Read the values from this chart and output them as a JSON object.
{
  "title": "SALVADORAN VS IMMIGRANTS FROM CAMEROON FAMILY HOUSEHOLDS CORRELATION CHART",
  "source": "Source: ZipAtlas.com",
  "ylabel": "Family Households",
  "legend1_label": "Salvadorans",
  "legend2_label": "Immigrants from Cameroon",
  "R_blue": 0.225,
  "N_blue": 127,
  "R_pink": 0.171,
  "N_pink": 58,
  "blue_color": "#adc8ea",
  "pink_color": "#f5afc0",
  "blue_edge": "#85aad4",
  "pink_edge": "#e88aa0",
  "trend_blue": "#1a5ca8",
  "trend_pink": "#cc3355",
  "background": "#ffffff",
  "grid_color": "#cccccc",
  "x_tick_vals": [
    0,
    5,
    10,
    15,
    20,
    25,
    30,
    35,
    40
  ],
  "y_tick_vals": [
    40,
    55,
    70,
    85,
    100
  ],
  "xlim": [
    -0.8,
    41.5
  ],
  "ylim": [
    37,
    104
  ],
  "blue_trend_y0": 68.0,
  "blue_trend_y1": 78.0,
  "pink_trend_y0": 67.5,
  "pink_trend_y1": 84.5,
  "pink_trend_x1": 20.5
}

────────

• _The task_:
All of the data must be returned exactly.

• _Answer for the task_:
Read the values from this chart and output them as a JSON object.
{
  "title": "SALVADORAN VS IMMIGRANTS FROM CAMEROON FAMILY HOUSEHOLDS CORRELATION CHART",
  "source": "Source: ZipAtlas.com",
  "ylabel": "Family Households",
  "legend1_label": "Salvadorans",
  "legend2_label": "Immigrants from Cameroon",
  "R_blue": 0.225,
  "N_blue": 127,
  "R_pink": 0.171,
  "N_pink": 58,
  "blue_color": "#adc8ea",
  "pink_color": "#f5afc0",
  "blue_edge": "#85aad4",
  "pink_edge": "#e88aa0",
  "trend_blue": "#1a5ca8",
  "trend_pink": "#cc3355",
  "background": "#ffffff",
  "grid_color": "#cccccc",
  "x_tick_vals": [
    0,
    5,
    10,
    15,
    20,
    25,
    30,
    35,
    40
  ],
  "y_tick_vals": [
    40,
    55,
    70,
    85,
    100
  ],
  "xlim": [
    -0.8,
    41.5
  ],
  "ylim": [
    37,
    104
  ],
  "blue_trend_y0": 68.0,
  "blue_trend_y1": 78.0,
  "pink_trend_y0": 67.5,
  "pink_trend_y1": 84.5,
  "pink_trend_x1": 20.5
}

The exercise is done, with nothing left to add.